Given instruction ::
Omit all images, then return the remaining material exactly as it stands.
═══ Data shown
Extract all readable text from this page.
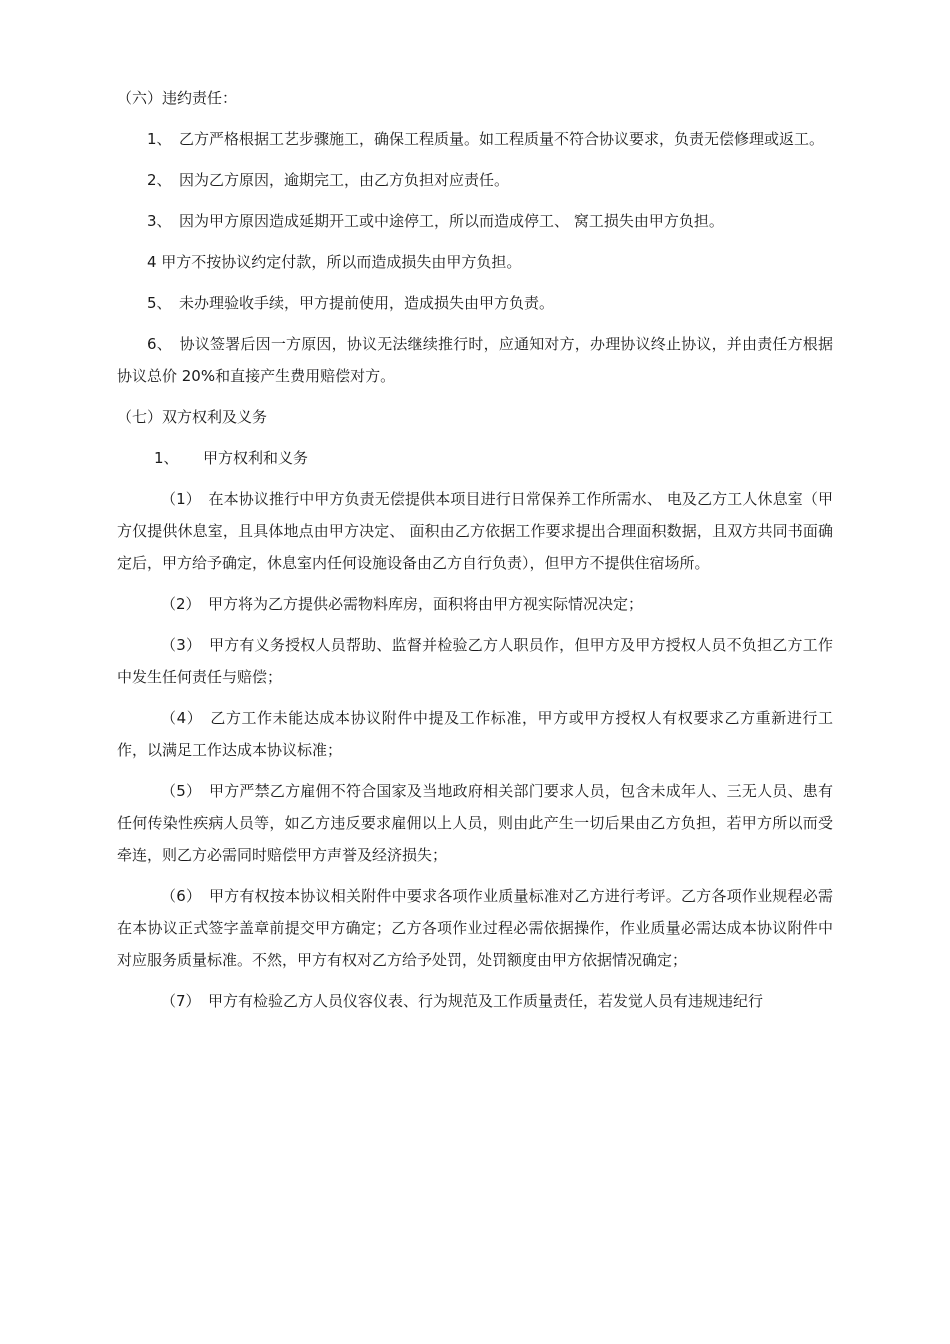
（六）违约责任：
1、　乙方严格根据工艺步骤施工，确保工程质量。如工程质量不符合协议要求，负责无偿修理或返工。
2、　因为乙方原因，逾期完工，由乙方负担对应责任。
3、　因为甲方原因造成延期开工或中途停工，所以而造成停工、 窝工损失由甲方负担。
4 甲方不按协议约定付款，所以而造成损失由甲方负担。
5、　未办理验收手续，甲方提前使用，造成损失由甲方负责。
6、　协议签署后因一方原因，协议无法继续推行时，应通知对方，办理协议终止协议，并由责任方根据协议总价 20%和直接产生费用赔偿对方。
（七）双方权利及义务
1、 甲方权利和义务
（1）　在本协议推行中甲方负责无偿提供本项目进行日常保养工作所需水、 电及乙方工人休息室（甲方仅提供休息室，且具体地点由甲方决定、 面积由乙方依据工作要求提出合理面积数据，且双方共同书面确定后，甲方给予确定，休息室内任何设施设备由乙方自行负责），但甲方不提供住宿场所。
（2）　甲方将为乙方提供必需物料库房，面积将由甲方视实际情况决定；
（3）　甲方有义务授权人员帮助、监督并检验乙方人职员作，但甲方及甲方授权人员不负担乙方工作中发生任何责任与赔偿；
（4）　乙方工作未能达成本协议附件中提及工作标准，甲方或甲方授权人有权要求乙方重新进行工作，以满足工作达成本协议标准；
（5）　甲方严禁乙方雇佣不符合国家及当地政府相关部门要求人员，包含未成年人、三无人员、患有任何传染性疾病人员等，如乙方违反要求雇佣以上人员，则由此产生一切后果由乙方负担，若甲方所以而受牵连，则乙方必需同时赔偿甲方声誉及经济损失；
（6）　甲方有权按本协议相关附件中要求各项作业质量标准对乙方进行考评。乙方各项作业规程必需在本协议正式签字盖章前提交甲方确定；乙方各项作业过程必需依据操作，作业质量必需达成本协议附件中对应服务质量标准。不然，甲方有权对乙方给予处罚，处罚额度由甲方依据情况确定；
（7）　甲方有检验乙方人员仪容仪表、行为规范及工作质量责任，若发觉人员有违规违纪行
══════
Exercise output ::
Extract all readable text from this page.
（六）违约责任：
1、　乙方严格根据工艺步骤施工，确保工程质量。如工程质量不符合协议要求，负责无偿修理或返工。
2、　因为乙方原因，逾期完工，由乙方负担对应责任。
3、　因为甲方原因造成延期开工或中途停工，所以而造成停工、 窝工损失由甲方负担。
4 甲方不按协议约定付款，所以而造成损失由甲方负担。
5、　未办理验收手续，甲方提前使用，造成损失由甲方负责。
6、　协议签署后因一方原因，协议无法继续推行时，应通知对方，办理协议终止协议，并由责任方根据协议总价 20%和直接产生费用赔偿对方。
（七）双方权利及义务
1、 甲方权利和义务
（1）　在本协议推行中甲方负责无偿提供本项目进行日常保养工作所需水、 电及乙方工人休息室（甲方仅提供休息室，且具体地点由甲方决定、 面积由乙方依据工作要求提出合理面积数据，且双方共同书面确定后，甲方给予确定，休息室内任何设施设备由乙方自行负责），但甲方不提供住宿场所。
（2）　甲方将为乙方提供必需物料库房，面积将由甲方视实际情况决定；
（3）　甲方有义务授权人员帮助、监督并检验乙方人职员作，但甲方及甲方授权人员不负担乙方工作中发生任何责任与赔偿；
（4）　乙方工作未能达成本协议附件中提及工作标准，甲方或甲方授权人有权要求乙方重新进行工作，以满足工作达成本协议标准；
（5）　甲方严禁乙方雇佣不符合国家及当地政府相关部门要求人员，包含未成年人、三无人员、患有任何传染性疾病人员等，如乙方违反要求雇佣以上人员，则由此产生一切后果由乙方负担，若甲方所以而受牵连，则乙方必需同时赔偿甲方声誉及经济损失；
（6）　甲方有权按本协议相关附件中要求各项作业质量标准对乙方进行考评。乙方各项作业规程必需在本协议正式签字盖章前提交甲方确定；乙方各项作业过程必需依据操作，作业质量必需达成本协议附件中对应服务质量标准。不然，甲方有权对乙方给予处罚，处罚额度由甲方依据情况确定；
（7）　甲方有检验乙方人员仪容仪表、行为规范及工作质量责任，若发觉人员有违规违纪行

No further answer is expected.